Collection entries:
....................

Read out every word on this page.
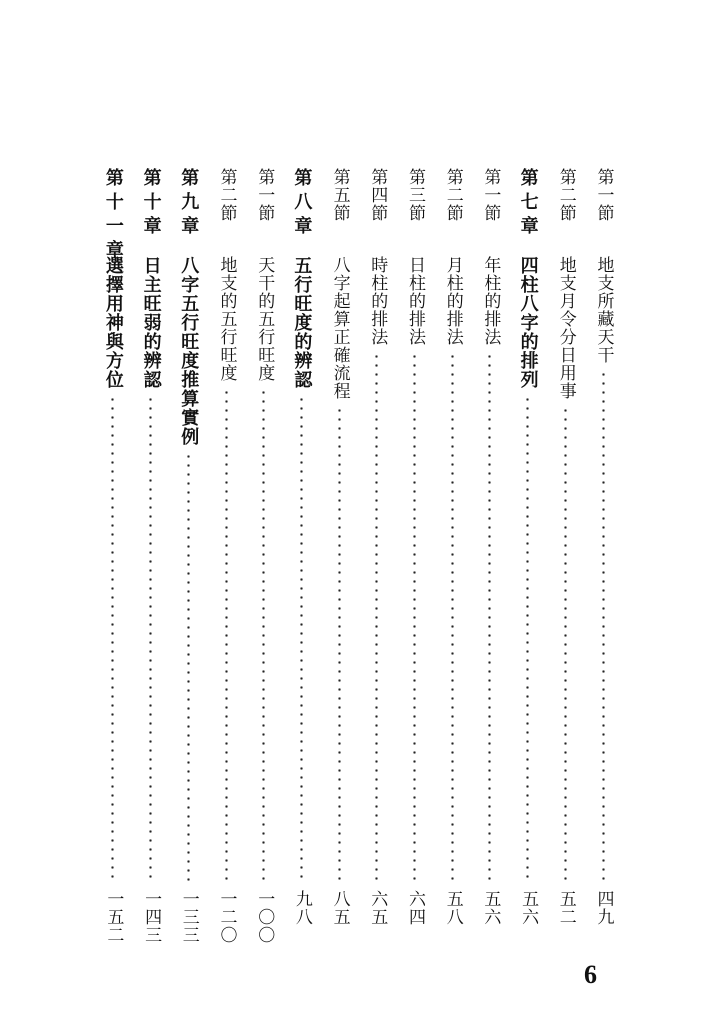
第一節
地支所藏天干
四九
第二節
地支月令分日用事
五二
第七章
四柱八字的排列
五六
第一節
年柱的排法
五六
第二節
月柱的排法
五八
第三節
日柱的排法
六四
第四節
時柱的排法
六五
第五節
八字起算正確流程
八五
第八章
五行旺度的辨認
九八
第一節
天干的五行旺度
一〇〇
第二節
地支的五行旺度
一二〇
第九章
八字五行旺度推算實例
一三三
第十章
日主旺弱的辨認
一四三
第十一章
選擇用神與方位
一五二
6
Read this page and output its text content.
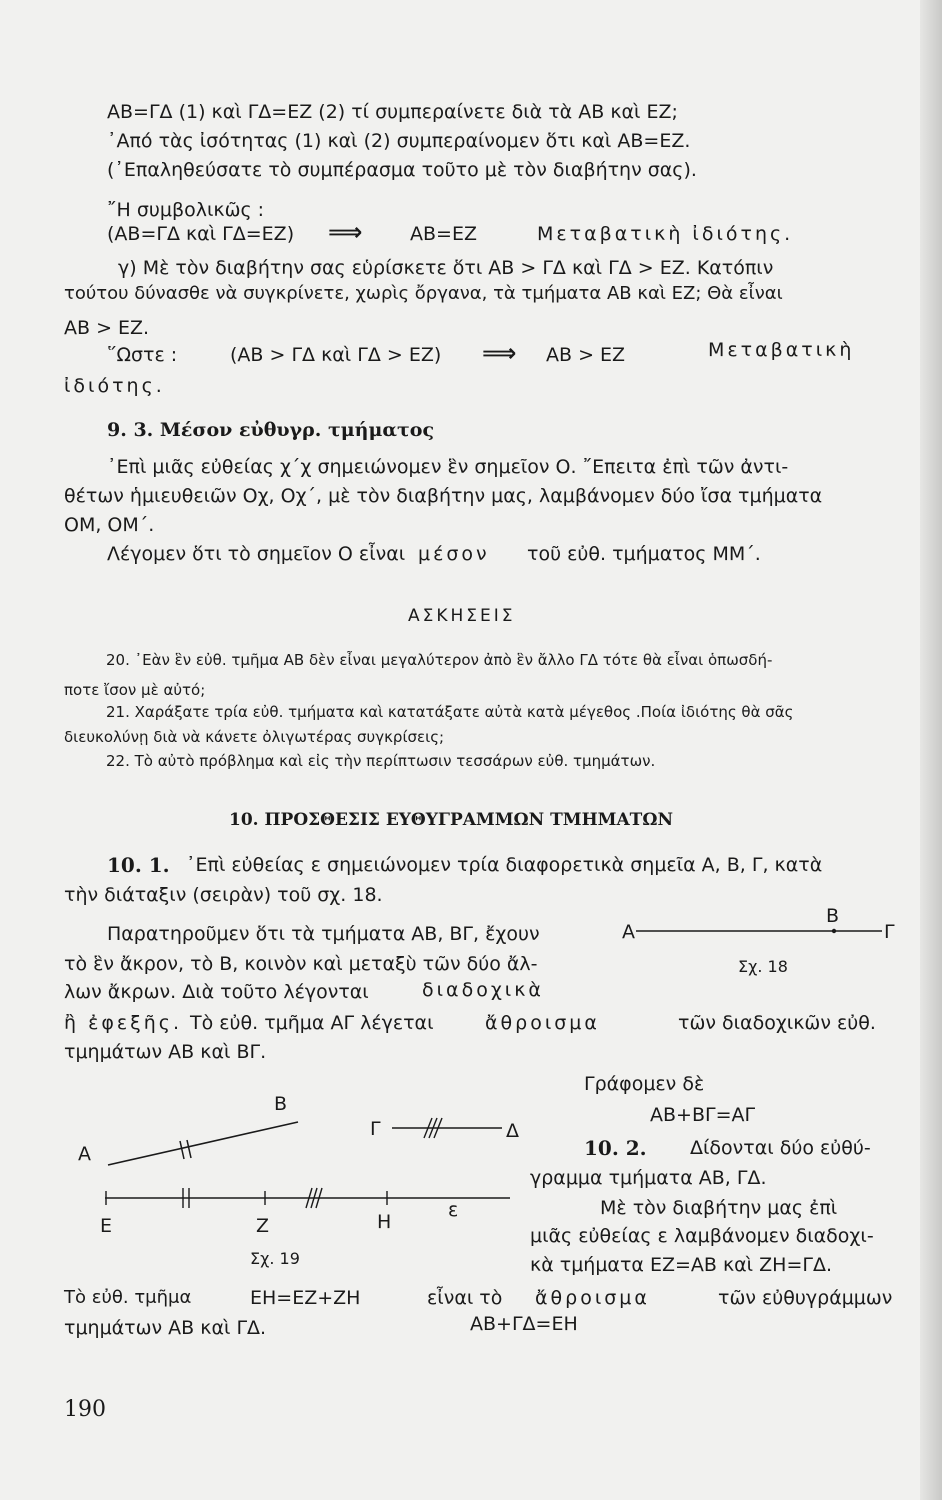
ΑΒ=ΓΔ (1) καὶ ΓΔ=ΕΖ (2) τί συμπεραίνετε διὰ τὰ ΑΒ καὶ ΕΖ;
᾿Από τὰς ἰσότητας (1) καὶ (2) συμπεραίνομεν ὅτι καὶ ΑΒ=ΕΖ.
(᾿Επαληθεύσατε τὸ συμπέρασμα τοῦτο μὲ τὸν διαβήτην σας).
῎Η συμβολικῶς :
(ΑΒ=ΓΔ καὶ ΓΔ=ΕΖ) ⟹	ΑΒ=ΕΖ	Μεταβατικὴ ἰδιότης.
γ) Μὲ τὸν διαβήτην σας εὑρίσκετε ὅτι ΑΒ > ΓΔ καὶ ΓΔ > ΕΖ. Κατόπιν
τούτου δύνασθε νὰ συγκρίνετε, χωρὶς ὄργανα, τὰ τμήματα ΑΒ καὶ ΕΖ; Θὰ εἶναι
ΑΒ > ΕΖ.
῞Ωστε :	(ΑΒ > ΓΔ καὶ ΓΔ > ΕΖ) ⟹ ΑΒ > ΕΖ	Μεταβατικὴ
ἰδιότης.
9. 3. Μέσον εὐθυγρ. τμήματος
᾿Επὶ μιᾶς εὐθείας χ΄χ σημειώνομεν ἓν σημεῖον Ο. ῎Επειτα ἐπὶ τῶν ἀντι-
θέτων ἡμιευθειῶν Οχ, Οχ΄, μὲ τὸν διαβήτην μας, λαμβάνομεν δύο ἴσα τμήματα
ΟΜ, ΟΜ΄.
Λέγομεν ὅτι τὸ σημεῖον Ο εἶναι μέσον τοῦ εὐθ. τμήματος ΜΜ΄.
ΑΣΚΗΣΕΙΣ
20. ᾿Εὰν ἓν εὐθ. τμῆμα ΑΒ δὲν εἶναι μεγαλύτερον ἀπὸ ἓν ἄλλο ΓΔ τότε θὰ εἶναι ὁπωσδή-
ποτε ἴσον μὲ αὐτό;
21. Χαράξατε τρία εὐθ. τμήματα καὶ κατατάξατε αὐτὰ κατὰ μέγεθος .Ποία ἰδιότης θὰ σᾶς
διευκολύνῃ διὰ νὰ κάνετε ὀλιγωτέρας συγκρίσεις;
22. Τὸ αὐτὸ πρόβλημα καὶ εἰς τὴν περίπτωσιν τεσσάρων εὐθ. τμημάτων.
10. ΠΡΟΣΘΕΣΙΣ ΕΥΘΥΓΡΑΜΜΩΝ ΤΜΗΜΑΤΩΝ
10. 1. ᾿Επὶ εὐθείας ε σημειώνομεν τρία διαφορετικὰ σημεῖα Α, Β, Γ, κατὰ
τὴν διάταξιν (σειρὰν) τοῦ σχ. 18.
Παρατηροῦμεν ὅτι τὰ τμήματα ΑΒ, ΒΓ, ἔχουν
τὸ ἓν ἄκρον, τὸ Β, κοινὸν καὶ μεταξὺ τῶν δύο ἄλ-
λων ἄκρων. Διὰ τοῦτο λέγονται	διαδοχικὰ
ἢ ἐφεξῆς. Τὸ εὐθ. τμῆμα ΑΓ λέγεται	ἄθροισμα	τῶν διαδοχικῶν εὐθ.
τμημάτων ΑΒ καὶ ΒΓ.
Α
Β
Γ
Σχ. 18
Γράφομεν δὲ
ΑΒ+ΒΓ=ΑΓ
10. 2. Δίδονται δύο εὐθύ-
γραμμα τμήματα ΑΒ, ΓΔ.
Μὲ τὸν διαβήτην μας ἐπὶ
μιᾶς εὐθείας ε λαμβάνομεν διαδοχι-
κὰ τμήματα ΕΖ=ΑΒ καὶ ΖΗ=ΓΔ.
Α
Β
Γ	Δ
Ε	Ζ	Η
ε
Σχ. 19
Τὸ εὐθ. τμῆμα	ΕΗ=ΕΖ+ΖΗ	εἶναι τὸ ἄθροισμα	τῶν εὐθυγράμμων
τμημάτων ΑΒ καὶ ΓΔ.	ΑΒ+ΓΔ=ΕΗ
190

....................

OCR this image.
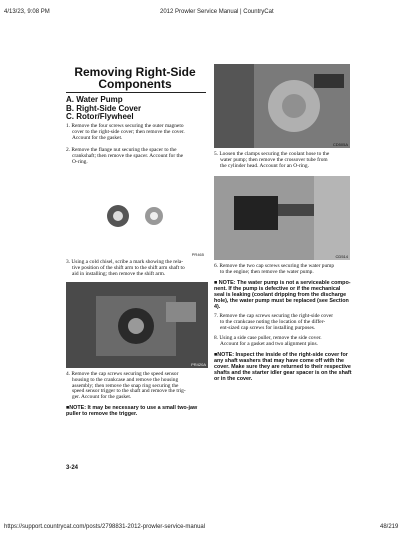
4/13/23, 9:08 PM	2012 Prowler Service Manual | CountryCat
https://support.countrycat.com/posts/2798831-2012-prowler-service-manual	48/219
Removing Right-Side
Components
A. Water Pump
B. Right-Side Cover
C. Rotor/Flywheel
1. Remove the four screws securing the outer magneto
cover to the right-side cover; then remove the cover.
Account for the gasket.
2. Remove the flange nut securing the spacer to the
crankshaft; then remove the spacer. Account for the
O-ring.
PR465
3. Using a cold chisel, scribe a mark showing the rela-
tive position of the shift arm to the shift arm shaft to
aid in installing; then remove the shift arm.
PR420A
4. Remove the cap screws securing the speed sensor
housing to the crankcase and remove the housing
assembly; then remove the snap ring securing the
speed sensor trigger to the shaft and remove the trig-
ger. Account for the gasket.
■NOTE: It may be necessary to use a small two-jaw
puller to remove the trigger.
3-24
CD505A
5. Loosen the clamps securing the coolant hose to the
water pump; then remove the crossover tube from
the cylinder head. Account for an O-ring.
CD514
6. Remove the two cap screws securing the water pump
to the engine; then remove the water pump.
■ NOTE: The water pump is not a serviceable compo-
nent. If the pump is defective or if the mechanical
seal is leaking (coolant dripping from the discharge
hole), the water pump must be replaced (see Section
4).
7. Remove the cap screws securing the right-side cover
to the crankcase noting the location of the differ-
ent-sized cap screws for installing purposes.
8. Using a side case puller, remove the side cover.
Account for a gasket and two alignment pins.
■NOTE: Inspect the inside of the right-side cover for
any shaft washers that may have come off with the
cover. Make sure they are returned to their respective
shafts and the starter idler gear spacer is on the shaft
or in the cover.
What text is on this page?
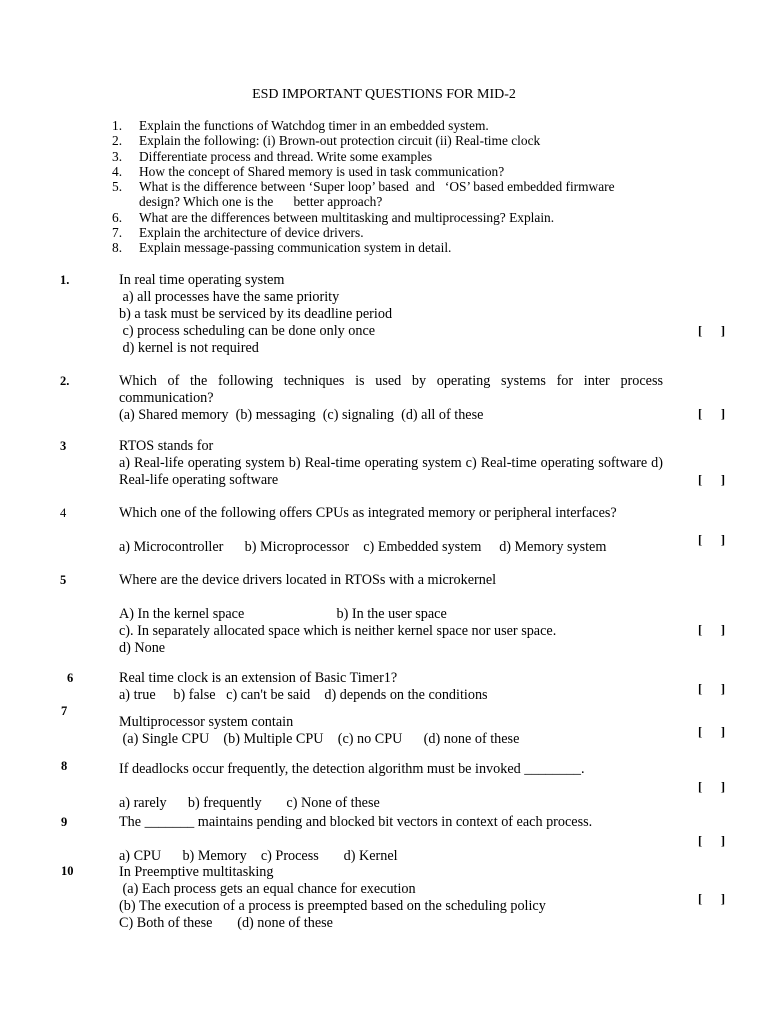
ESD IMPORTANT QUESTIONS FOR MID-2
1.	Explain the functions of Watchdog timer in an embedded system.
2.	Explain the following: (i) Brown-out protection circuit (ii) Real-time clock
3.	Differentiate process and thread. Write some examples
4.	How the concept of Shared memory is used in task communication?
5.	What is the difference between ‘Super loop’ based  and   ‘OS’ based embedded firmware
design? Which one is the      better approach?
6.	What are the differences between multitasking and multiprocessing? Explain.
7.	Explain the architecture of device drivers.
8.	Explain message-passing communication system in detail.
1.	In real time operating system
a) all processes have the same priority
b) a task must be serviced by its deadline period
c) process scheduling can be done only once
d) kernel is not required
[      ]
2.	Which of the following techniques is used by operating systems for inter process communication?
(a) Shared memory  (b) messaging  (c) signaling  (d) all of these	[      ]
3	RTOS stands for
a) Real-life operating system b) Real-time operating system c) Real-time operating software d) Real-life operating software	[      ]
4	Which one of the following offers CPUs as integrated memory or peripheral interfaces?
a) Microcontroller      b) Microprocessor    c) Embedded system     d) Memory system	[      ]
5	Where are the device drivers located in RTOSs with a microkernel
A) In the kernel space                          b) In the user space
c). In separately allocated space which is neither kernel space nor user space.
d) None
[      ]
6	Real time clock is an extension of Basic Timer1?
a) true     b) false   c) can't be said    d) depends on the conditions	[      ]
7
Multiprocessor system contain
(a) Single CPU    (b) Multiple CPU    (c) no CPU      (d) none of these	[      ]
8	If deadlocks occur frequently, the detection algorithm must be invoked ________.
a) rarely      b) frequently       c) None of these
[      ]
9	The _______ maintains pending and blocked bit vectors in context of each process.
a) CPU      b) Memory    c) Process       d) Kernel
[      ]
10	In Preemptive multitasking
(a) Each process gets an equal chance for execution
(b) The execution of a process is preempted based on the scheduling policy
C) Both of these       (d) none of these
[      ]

....................

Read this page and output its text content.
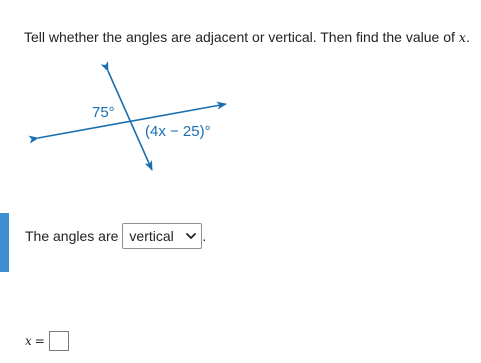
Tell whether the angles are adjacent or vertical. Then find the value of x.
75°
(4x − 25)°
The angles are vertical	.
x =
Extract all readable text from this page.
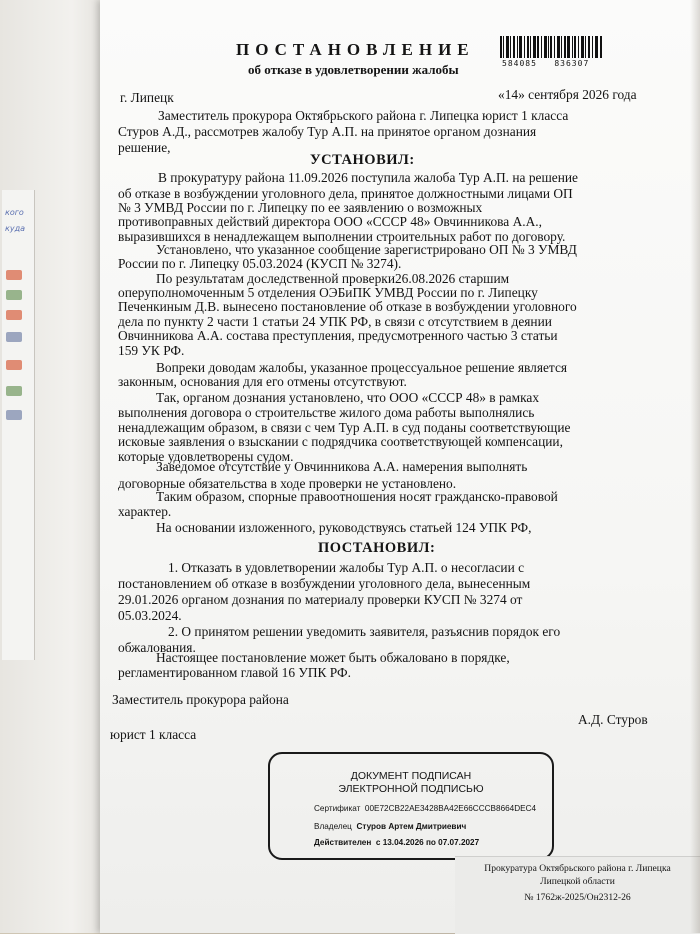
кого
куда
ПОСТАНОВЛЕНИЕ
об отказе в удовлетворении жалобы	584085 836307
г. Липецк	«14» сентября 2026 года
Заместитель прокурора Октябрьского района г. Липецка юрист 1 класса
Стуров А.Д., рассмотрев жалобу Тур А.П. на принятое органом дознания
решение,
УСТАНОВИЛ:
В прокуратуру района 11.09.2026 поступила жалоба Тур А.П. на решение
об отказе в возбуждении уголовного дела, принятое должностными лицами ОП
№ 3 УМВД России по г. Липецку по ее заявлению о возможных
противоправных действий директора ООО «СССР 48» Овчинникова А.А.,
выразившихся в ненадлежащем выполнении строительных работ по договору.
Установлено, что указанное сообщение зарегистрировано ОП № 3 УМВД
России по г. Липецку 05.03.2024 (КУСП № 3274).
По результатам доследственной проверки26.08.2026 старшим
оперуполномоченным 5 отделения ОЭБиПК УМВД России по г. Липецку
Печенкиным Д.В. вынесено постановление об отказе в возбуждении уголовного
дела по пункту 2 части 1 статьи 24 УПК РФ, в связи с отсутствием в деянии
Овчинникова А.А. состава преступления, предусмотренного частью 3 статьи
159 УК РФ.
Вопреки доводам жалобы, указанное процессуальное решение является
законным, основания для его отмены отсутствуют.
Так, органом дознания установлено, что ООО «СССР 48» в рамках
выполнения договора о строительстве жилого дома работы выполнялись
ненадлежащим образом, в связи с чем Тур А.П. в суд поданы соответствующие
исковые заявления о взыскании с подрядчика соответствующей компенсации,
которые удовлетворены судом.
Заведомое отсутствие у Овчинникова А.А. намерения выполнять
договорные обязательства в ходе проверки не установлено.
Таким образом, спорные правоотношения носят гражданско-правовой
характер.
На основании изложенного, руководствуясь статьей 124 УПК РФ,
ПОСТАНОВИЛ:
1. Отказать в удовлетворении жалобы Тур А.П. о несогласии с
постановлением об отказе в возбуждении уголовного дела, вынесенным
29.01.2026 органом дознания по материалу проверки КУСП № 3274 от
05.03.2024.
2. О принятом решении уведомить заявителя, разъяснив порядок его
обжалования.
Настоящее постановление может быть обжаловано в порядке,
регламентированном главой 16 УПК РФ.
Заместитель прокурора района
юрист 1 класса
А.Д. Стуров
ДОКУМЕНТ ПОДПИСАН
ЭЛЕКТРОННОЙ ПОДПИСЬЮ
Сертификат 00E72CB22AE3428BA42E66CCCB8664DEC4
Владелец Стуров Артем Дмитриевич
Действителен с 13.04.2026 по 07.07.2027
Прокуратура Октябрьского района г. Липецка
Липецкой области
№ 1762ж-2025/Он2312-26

....................

*GIVEN PROBLEM*
Tally up the lines with the word "дела" in them, and answer with that number by itself.

*THE RESPONSE*
3